> [SOURCE MATERIAL]
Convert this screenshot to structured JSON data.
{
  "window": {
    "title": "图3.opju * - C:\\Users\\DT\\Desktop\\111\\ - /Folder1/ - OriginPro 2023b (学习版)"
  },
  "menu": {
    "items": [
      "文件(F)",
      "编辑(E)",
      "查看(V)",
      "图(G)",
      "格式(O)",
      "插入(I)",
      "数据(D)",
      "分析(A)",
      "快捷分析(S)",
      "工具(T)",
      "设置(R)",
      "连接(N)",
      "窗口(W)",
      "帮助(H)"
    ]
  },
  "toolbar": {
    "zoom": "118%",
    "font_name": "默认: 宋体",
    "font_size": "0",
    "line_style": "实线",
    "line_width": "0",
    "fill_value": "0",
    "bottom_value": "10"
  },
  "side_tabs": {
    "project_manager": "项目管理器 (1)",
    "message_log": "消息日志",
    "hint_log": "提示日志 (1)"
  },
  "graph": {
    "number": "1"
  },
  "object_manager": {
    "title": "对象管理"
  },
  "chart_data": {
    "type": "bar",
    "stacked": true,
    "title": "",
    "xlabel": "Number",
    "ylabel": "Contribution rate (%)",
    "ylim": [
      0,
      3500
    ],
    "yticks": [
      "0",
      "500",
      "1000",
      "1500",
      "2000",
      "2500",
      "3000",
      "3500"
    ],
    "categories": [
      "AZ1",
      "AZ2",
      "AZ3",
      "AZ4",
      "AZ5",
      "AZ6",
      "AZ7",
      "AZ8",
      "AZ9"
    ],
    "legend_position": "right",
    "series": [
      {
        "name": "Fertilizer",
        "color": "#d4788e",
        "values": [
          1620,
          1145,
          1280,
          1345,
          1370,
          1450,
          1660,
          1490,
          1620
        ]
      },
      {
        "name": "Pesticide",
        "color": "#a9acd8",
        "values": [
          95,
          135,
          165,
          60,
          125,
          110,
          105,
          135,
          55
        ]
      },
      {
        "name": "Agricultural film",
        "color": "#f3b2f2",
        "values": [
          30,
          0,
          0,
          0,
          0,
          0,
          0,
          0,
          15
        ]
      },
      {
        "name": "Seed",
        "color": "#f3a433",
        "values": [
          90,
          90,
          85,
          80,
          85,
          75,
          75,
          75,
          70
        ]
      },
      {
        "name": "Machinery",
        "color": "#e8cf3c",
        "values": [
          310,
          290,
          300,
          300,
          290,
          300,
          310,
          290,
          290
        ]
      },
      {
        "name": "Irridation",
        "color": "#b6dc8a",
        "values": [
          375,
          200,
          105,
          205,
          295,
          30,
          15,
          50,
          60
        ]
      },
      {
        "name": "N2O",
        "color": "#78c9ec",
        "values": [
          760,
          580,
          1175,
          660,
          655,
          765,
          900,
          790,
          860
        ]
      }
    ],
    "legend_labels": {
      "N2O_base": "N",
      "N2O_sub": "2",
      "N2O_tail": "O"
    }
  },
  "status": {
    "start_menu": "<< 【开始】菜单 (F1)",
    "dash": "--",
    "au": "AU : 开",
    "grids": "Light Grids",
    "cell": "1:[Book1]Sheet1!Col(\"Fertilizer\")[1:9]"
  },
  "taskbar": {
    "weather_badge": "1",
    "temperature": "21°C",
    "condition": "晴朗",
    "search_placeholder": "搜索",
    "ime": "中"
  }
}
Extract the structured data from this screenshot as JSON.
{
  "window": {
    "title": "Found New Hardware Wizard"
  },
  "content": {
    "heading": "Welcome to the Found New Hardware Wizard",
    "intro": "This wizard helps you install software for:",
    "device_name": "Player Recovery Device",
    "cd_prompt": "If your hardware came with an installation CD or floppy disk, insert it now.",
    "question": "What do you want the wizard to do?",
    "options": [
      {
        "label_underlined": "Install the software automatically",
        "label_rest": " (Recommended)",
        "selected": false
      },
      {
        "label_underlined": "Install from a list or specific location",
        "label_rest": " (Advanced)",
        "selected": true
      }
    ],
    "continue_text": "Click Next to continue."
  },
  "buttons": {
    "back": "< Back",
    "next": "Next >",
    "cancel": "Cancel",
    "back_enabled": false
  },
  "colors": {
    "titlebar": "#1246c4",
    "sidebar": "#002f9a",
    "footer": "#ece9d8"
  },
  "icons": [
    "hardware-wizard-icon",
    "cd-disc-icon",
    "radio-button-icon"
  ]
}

> [YOUR GOAL]
Every entry above should be retyped exactly as shown.

> [RESULT FOR THIS EXERCISE]
Convert this screenshot to structured JSON data.
{
  "window": {
    "title": "图3.opju * - C:\\Users\\DT\\Desktop\\111\\ - /Folder1/ - OriginPro 2023b (学习版)"
  },
  "menu": {
    "items": [
      "文件(F)",
      "编辑(E)",
      "查看(V)",
      "图(G)",
      "格式(O)",
      "插入(I)",
      "数据(D)",
      "分析(A)",
      "快捷分析(S)",
      "工具(T)",
      "设置(R)",
      "连接(N)",
      "窗口(W)",
      "帮助(H)"
    ]
  },
  "toolbar": {
    "zoom": "118%",
    "font_name": "默认: 宋体",
    "font_size": "0",
    "line_style": "实线",
    "line_width": "0",
    "fill_value": "0",
    "bottom_value": "10"
  },
  "side_tabs": {
    "project_manager": "项目管理器 (1)",
    "message_log": "消息日志",
    "hint_log": "提示日志 (1)"
  },
  "graph": {
    "number": "1"
  },
  "object_manager": {
    "title": "对象管理"
  },
  "chart_data": {
    "type": "bar",
    "stacked": true,
    "title": "",
    "xlabel": "Number",
    "ylabel": "Contribution rate (%)",
    "ylim": [
      0,
      3500
    ],
    "yticks": [
      "0",
      "500",
      "1000",
      "1500",
      "2000",
      "2500",
      "3000",
      "3500"
    ],
    "categories": [
      "AZ1",
      "AZ2",
      "AZ3",
      "AZ4",
      "AZ5",
      "AZ6",
      "AZ7",
      "AZ8",
      "AZ9"
    ],
    "legend_position": "right",
    "series": [
      {
        "name": "Fertilizer",
        "color": "#d4788e",
        "values": [
          1620,
          1145,
          1280,
          1345,
          1370,
          1450,
          1660,
          1490,
          1620
        ]
      },
      {
        "name": "Pesticide",
        "color": "#a9acd8",
        "values": [
          95,
          135,
          165,
          60,
          125,
          110,
          105,
          135,
          55
        ]
      },
      {
        "name": "Agricultural film",
        "color": "#f3b2f2",
        "values": [
          30,
          0,
          0,
          0,
          0,
          0,
          0,
          0,
          15
        ]
      },
      {
        "name": "Seed",
        "color": "#f3a433",
        "values": [
          90,
          90,
          85,
          80,
          85,
          75,
          75,
          75,
          70
        ]
      },
      {
        "name": "Machinery",
        "color": "#e8cf3c",
        "values": [
          310,
          290,
          300,
          300,
          290,
          300,
          310,
          290,
          290
        ]
      },
      {
        "name": "Irridation",
        "color": "#b6dc8a",
        "values": [
          375,
          200,
          105,
          205,
          295,
          30,
          15,
          50,
          60
        ]
      },
      {
        "name": "N2O",
        "color": "#78c9ec",
        "values": [
          760,
          580,
          1175,
          660,
          655,
          765,
          900,
          790,
          860
        ]
      }
    ],
    "legend_labels": {
      "N2O_base": "N",
      "N2O_sub": "2",
      "N2O_tail": "O"
    }
  },
  "status": {
    "start_menu": "<< 【开始】菜单 (F1)",
    "dash": "--",
    "au": "AU : 开",
    "grids": "Light Grids",
    "cell": "1:[Book1]Sheet1!Col(\"Fertilizer\")[1:9]"
  },
  "taskbar": {
    "weather_badge": "1",
    "temperature": "21°C",
    "condition": "晴朗",
    "search_placeholder": "搜索",
    "ime": "中"
  }
}
Extract the structured data from this screenshot as JSON.
{
  "window": {
    "title": "Found New Hardware Wizard"
  },
  "content": {
    "heading": "Welcome to the Found New Hardware Wizard",
    "intro": "This wizard helps you install software for:",
    "device_name": "Player Recovery Device",
    "cd_prompt": "If your hardware came with an installation CD or floppy disk, insert it now.",
    "question": "What do you want the wizard to do?",
    "options": [
      {
        "label_underlined": "Install the software automatically",
        "label_rest": " (Recommended)",
        "selected": false
      },
      {
        "label_underlined": "Install from a list or specific location",
        "label_rest": " (Advanced)",
        "selected": true
      }
    ],
    "continue_text": "Click Next to continue."
  },
  "buttons": {
    "back": "< Back",
    "next": "Next >",
    "cancel": "Cancel",
    "back_enabled": false
  },
  "colors": {
    "titlebar": "#1246c4",
    "sidebar": "#002f9a",
    "footer": "#ece9d8"
  },
  "icons": [
    "hardware-wizard-icon",
    "cd-disc-icon",
    "radio-button-icon"
  ]
}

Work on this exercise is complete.